> _EXCERPTED RECORDS_
-- Start --

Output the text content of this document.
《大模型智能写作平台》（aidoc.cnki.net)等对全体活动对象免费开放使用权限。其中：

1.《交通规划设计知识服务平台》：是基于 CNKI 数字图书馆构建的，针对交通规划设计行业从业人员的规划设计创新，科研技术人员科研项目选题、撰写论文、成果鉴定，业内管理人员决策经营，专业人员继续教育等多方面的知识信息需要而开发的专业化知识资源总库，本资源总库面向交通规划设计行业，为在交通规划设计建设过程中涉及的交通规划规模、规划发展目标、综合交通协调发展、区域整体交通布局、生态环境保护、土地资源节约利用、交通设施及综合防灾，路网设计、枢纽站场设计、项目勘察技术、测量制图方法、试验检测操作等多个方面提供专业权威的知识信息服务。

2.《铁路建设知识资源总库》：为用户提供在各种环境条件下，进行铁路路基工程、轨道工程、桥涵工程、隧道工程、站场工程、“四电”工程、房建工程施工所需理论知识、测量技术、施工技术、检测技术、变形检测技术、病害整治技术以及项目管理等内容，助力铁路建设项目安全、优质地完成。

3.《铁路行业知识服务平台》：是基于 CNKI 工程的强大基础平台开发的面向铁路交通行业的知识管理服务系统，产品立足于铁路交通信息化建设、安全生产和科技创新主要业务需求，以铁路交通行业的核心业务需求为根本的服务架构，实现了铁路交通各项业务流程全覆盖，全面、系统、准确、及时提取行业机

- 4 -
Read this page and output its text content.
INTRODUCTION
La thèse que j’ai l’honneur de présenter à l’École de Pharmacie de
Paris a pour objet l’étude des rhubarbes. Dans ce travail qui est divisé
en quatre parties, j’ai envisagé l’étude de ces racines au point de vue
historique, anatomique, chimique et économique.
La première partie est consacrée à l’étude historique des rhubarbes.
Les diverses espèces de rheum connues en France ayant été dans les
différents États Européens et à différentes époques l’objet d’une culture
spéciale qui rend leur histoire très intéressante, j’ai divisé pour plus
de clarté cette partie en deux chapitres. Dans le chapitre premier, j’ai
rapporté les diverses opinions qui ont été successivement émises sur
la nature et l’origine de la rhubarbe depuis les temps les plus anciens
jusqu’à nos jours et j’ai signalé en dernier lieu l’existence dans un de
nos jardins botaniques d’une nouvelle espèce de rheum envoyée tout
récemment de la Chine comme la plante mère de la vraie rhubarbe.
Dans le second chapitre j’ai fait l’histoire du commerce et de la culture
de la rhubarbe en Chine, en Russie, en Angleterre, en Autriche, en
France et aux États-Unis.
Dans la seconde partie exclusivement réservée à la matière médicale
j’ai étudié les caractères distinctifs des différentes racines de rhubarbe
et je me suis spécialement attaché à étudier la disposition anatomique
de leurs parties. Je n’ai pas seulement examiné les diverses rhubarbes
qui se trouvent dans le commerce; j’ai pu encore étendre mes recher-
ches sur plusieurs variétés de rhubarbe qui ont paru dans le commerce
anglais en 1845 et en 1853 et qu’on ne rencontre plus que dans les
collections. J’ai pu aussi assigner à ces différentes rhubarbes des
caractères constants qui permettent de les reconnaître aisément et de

-- End --

> _AIM OF THE TASK_
From the data above, pick out each line containing "Chine" and copy it.

> _THE SOLUTION_
récemment de la Chine comme la plante mère de la vraie rhubarbe.
de la rhubarbe en Chine, en Russie, en Angleterre, en Autriche, en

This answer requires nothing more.